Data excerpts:
+++
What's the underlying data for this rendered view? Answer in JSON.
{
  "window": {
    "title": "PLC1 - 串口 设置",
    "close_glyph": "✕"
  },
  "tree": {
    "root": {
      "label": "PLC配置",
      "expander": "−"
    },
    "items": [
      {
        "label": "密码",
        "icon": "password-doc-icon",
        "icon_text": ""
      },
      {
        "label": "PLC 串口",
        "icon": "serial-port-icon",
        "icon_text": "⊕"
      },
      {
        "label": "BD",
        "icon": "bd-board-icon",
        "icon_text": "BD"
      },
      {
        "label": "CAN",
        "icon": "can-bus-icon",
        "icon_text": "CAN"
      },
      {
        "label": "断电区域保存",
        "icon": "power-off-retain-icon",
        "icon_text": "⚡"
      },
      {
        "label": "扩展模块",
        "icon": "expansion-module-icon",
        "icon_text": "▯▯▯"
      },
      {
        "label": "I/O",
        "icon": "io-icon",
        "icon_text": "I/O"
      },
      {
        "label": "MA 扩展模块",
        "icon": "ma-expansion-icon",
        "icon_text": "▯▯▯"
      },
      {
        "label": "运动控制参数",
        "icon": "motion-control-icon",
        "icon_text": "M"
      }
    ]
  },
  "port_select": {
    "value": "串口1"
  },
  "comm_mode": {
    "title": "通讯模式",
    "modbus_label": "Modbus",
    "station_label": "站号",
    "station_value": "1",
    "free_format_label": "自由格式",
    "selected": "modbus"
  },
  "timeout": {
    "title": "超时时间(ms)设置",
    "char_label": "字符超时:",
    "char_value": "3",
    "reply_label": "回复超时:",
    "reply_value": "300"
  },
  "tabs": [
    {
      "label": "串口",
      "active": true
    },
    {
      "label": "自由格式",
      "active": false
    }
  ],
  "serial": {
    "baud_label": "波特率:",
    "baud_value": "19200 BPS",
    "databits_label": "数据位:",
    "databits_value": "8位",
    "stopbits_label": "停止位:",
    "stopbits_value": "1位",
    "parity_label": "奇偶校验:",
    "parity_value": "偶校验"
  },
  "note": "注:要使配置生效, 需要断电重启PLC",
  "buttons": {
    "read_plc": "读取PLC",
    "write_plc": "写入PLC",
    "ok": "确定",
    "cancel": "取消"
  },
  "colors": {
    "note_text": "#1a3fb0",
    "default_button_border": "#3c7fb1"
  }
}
+++
Task brief:
Print all the data exactly.

Output of the exercise:
What's the underlying data for this rendered view? Answer in JSON.
{
  "window": {
    "title": "PLC1 - 串口 设置",
    "close_glyph": "✕"
  },
  "tree": {
    "root": {
      "label": "PLC配置",
      "expander": "−"
    },
    "items": [
      {
        "label": "密码",
        "icon": "password-doc-icon",
        "icon_text": ""
      },
      {
        "label": "PLC 串口",
        "icon": "serial-port-icon",
        "icon_text": "⊕"
      },
      {
        "label": "BD",
        "icon": "bd-board-icon",
        "icon_text": "BD"
      },
      {
        "label": "CAN",
        "icon": "can-bus-icon",
        "icon_text": "CAN"
      },
      {
        "label": "断电区域保存",
        "icon": "power-off-retain-icon",
        "icon_text": "⚡"
      },
      {
        "label": "扩展模块",
        "icon": "expansion-module-icon",
        "icon_text": "▯▯▯"
      },
      {
        "label": "I/O",
        "icon": "io-icon",
        "icon_text": "I/O"
      },
      {
        "label": "MA 扩展模块",
        "icon": "ma-expansion-icon",
        "icon_text": "▯▯▯"
      },
      {
        "label": "运动控制参数",
        "icon": "motion-control-icon",
        "icon_text": "M"
      }
    ]
  },
  "port_select": {
    "value": "串口1"
  },
  "comm_mode": {
    "title": "通讯模式",
    "modbus_label": "Modbus",
    "station_label": "站号",
    "station_value": "1",
    "free_format_label": "自由格式",
    "selected": "modbus"
  },
  "timeout": {
    "title": "超时时间(ms)设置",
    "char_label": "字符超时:",
    "char_value": "3",
    "reply_label": "回复超时:",
    "reply_value": "300"
  },
  "tabs": [
    {
      "label": "串口",
      "active": true
    },
    {
      "label": "自由格式",
      "active": false
    }
  ],
  "serial": {
    "baud_label": "波特率:",
    "baud_value": "19200 BPS",
    "databits_label": "数据位:",
    "databits_value": "8位",
    "stopbits_label": "停止位:",
    "stopbits_value": "1位",
    "parity_label": "奇偶校验:",
    "parity_value": "偶校验"
  },
  "note": "注:要使配置生效, 需要断电重启PLC",
  "buttons": {
    "read_plc": "读取PLC",
    "write_plc": "写入PLC",
    "ok": "确定",
    "cancel": "取消"
  },
  "colors": {
    "note_text": "#1a3fb0",
    "default_button_border": "#3c7fb1"
  }
}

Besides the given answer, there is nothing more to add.